___ MATERIALS PROVIDED ___

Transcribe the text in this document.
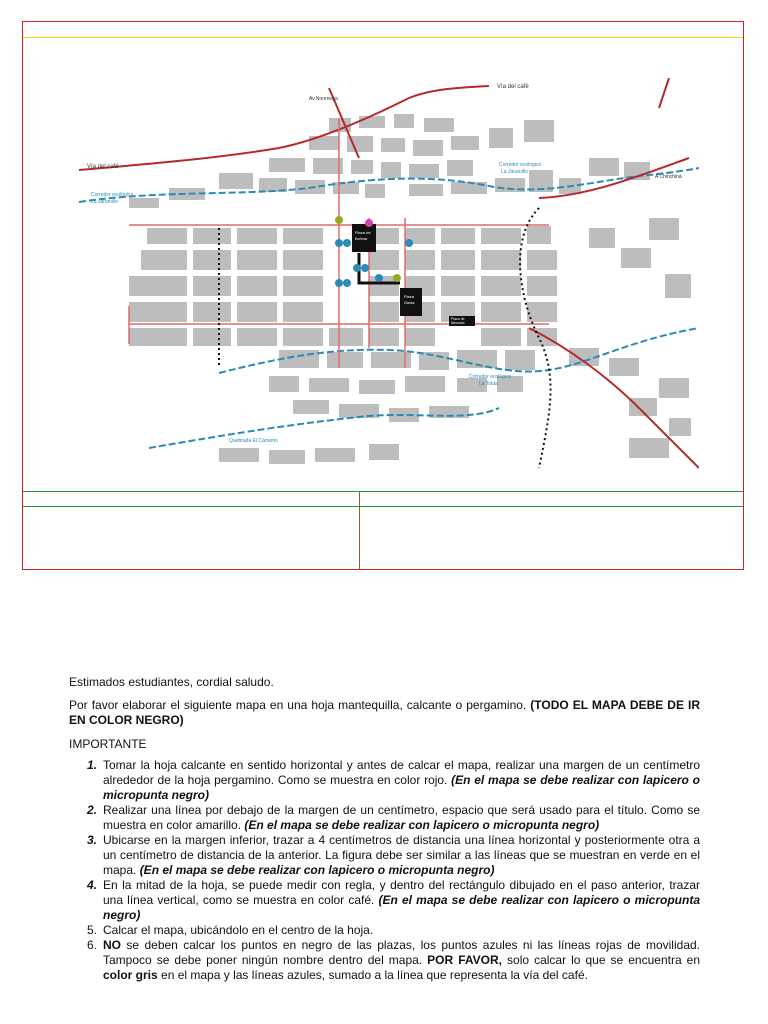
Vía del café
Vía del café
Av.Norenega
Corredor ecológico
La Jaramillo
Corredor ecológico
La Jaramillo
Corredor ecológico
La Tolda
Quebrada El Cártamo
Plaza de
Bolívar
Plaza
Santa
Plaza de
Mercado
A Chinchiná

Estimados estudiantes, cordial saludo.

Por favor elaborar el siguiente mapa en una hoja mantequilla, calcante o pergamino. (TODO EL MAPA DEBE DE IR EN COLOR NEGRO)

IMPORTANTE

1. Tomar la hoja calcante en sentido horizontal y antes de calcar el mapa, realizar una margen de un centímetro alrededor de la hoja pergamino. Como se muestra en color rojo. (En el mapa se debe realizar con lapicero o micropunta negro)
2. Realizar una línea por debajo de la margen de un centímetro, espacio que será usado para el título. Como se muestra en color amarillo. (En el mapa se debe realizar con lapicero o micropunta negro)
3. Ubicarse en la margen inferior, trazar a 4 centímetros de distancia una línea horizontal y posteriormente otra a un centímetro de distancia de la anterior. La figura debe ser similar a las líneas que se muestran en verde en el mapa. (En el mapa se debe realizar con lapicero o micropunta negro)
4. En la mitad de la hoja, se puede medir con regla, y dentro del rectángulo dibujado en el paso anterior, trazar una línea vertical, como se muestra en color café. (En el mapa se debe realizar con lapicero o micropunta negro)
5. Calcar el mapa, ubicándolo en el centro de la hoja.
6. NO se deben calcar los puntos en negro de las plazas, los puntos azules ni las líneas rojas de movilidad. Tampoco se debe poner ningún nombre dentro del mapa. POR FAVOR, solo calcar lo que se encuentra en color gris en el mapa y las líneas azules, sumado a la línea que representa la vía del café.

___
___ MATERIALS PROVIDED ___

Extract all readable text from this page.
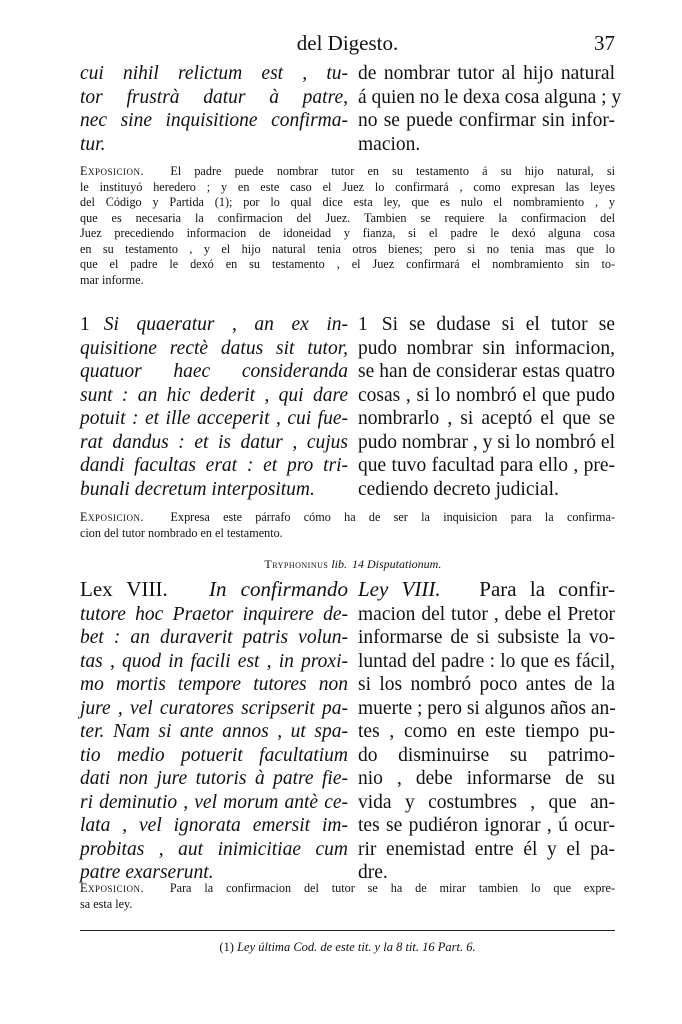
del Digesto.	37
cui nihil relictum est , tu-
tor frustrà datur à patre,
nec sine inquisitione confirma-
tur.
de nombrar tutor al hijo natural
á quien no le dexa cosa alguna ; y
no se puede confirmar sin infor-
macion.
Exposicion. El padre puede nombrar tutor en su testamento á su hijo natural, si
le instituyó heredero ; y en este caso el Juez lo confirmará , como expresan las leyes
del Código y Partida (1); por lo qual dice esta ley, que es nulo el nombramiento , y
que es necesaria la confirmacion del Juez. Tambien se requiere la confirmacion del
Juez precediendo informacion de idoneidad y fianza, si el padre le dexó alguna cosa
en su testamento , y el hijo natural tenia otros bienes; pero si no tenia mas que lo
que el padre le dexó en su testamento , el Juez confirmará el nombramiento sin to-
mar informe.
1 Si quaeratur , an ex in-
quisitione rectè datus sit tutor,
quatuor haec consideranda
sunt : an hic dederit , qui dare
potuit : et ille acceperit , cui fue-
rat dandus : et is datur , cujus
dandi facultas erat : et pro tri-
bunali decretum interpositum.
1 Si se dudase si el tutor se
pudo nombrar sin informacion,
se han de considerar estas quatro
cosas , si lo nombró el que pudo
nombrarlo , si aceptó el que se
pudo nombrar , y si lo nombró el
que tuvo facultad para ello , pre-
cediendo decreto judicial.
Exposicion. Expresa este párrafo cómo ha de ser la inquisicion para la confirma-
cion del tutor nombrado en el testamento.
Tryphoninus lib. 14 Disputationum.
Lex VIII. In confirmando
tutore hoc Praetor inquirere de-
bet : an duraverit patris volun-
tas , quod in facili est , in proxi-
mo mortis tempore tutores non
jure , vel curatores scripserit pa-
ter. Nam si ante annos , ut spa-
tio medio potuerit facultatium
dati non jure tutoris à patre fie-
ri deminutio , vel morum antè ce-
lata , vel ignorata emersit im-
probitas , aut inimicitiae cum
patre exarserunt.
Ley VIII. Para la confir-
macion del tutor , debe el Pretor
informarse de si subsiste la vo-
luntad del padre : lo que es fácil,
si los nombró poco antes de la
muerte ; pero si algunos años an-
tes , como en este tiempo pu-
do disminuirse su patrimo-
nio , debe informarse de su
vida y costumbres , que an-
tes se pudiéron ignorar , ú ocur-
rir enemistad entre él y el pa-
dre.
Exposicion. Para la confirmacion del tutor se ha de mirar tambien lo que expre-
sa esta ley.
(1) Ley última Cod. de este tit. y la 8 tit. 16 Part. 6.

___

__EXERCISE__: Copy each line of the listing that contains the string "pudo".

__FINISHED EXERCISE__:
pudo nombrar sin informacion,
cosas , si lo nombró el que pudo
pudo nombrar , y si lo nombró el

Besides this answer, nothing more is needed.